[Records]
>>>>
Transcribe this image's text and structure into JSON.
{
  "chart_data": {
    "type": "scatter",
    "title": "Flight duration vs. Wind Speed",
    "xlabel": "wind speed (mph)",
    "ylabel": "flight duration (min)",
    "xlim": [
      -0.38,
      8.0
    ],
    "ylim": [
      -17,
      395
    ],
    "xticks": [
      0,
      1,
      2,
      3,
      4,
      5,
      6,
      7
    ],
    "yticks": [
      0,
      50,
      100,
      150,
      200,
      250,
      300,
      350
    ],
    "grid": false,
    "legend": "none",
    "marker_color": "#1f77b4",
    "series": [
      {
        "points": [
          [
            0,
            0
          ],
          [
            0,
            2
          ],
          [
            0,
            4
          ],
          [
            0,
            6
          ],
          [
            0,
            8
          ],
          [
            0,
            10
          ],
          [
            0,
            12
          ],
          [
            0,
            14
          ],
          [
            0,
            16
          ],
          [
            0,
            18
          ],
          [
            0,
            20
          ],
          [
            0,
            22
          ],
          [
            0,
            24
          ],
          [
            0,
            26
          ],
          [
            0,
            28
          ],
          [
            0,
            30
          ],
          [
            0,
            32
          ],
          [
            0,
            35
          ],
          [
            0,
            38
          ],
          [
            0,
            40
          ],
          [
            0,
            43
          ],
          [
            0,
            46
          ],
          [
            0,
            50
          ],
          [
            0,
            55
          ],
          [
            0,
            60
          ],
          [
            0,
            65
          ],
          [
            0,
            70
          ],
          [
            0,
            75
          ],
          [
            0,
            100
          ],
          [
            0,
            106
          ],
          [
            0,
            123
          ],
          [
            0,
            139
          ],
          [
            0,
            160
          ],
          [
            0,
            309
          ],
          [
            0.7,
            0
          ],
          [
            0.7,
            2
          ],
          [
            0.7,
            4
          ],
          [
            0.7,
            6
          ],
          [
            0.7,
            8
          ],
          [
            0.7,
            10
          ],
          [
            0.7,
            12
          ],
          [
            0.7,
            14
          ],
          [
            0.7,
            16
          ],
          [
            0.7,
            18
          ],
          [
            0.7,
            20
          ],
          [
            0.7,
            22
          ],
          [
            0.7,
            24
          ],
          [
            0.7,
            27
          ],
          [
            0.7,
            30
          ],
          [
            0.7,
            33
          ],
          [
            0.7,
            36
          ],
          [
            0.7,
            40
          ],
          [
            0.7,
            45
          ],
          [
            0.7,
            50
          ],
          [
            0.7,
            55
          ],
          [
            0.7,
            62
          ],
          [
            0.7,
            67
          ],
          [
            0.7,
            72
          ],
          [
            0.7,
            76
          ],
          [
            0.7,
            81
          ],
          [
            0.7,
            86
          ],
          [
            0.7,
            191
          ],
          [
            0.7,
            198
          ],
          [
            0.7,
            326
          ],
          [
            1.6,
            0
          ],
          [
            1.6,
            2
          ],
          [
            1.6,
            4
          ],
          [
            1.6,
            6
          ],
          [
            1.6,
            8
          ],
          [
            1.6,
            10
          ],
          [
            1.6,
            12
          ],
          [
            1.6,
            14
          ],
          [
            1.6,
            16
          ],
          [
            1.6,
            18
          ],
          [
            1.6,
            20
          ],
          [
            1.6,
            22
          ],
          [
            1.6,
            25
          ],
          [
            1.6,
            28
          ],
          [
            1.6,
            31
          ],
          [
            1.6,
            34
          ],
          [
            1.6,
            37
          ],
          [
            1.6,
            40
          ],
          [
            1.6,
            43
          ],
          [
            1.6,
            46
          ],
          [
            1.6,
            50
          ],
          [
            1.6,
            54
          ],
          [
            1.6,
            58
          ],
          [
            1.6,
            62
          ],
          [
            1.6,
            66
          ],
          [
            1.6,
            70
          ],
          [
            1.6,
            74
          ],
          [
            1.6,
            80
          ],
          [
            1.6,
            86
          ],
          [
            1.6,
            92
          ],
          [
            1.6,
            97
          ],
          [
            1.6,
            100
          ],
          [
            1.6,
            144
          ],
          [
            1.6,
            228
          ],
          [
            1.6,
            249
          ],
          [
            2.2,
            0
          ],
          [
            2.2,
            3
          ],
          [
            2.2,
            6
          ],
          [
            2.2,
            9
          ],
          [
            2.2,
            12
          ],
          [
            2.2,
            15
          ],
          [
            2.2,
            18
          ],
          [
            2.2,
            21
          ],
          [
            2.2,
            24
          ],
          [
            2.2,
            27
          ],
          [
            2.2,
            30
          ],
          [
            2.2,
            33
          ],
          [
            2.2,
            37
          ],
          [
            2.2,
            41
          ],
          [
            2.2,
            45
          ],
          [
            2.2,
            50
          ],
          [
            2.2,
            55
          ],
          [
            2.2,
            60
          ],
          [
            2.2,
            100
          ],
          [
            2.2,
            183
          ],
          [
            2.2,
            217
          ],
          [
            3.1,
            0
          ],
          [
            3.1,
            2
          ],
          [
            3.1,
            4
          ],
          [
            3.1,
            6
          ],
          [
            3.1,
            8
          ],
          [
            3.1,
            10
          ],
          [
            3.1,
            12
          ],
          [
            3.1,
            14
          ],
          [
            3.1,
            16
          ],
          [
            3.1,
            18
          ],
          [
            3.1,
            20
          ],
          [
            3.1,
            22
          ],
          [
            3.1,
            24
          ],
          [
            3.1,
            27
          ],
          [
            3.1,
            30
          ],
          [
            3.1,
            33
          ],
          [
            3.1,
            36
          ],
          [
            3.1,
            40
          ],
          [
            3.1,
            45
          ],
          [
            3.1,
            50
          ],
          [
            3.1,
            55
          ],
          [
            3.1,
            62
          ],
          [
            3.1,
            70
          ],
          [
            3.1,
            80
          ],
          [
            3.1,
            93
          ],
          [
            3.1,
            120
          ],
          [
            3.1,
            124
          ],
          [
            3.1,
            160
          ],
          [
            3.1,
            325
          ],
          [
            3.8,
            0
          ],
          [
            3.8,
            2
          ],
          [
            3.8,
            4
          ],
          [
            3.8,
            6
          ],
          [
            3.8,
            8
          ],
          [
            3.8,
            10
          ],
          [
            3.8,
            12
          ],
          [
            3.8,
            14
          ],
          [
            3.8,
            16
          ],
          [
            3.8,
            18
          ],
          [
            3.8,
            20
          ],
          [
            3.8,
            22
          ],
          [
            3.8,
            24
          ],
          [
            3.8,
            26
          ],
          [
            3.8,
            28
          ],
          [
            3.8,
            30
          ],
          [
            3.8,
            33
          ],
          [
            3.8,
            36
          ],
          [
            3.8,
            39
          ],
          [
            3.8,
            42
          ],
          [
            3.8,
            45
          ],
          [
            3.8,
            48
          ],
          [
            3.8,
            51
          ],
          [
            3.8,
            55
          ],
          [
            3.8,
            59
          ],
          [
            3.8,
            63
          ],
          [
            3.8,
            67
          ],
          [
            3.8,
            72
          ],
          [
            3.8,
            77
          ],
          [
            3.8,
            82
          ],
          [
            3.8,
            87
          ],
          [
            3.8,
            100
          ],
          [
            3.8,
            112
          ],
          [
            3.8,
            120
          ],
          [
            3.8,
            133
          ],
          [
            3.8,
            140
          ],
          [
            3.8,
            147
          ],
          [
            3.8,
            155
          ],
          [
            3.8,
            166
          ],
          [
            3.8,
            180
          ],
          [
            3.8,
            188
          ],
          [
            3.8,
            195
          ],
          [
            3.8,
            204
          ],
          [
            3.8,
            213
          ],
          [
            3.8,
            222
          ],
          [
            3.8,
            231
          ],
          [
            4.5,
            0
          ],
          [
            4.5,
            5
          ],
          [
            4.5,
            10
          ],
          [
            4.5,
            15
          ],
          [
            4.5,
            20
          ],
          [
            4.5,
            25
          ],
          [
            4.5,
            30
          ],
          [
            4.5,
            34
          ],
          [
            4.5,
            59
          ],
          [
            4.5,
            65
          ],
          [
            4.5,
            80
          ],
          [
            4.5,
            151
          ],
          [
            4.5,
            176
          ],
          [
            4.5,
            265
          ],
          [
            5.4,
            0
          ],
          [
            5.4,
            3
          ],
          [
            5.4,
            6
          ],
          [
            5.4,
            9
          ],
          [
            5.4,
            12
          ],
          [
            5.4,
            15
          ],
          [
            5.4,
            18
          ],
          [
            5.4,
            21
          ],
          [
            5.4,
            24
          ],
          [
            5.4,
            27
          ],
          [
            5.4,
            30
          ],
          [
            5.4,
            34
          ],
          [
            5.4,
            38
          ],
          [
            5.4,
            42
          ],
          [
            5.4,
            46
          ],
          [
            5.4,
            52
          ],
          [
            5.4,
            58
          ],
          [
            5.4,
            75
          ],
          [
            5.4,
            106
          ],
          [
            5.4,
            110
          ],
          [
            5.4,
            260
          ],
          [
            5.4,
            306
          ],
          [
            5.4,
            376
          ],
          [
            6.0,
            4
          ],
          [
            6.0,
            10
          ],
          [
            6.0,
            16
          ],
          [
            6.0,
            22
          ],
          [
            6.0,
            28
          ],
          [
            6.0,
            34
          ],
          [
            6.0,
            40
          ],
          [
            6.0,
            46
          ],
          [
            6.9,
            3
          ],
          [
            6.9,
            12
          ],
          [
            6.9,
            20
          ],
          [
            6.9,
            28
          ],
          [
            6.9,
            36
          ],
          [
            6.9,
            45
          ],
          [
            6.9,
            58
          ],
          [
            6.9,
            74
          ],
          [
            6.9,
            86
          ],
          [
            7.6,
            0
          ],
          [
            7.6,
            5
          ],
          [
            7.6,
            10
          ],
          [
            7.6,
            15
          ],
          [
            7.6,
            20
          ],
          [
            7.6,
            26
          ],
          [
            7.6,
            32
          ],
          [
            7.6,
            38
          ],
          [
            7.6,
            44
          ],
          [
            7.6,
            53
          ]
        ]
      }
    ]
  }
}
<<<<
:: Request ::
Return all lines containing the word "duration".

:: Task result ::
    "title": "Flight duration vs. Wind Speed",
    "ylabel": "flight duration (min)",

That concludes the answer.